§ **Data records**
────────────────────

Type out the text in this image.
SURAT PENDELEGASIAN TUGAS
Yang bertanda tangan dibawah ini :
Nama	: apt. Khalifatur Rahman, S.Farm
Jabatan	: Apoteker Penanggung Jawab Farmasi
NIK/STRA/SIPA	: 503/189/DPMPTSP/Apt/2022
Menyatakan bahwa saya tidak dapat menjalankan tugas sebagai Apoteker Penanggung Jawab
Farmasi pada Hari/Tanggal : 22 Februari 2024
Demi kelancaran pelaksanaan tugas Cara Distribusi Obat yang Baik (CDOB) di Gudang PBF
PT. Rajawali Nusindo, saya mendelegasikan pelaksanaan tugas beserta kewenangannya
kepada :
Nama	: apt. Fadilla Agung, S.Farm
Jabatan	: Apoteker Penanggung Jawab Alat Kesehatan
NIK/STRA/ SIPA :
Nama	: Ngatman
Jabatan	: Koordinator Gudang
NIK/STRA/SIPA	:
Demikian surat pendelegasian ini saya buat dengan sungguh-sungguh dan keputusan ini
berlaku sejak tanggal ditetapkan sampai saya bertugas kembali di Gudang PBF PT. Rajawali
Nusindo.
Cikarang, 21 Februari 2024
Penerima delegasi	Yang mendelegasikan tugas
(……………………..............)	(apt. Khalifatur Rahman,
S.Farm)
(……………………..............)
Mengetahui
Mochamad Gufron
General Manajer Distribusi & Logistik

────────────────────

§ **PROBLEM STATEMENT**
Check each line of the records for the word "Nama" and extract those that contain it.

§ **WRITTEN ANSWER**
Nama	: apt. Khalifatur Rahman, S.Farm
Nama	: apt. Fadilla Agung, S.Farm
Nama	: Ngatman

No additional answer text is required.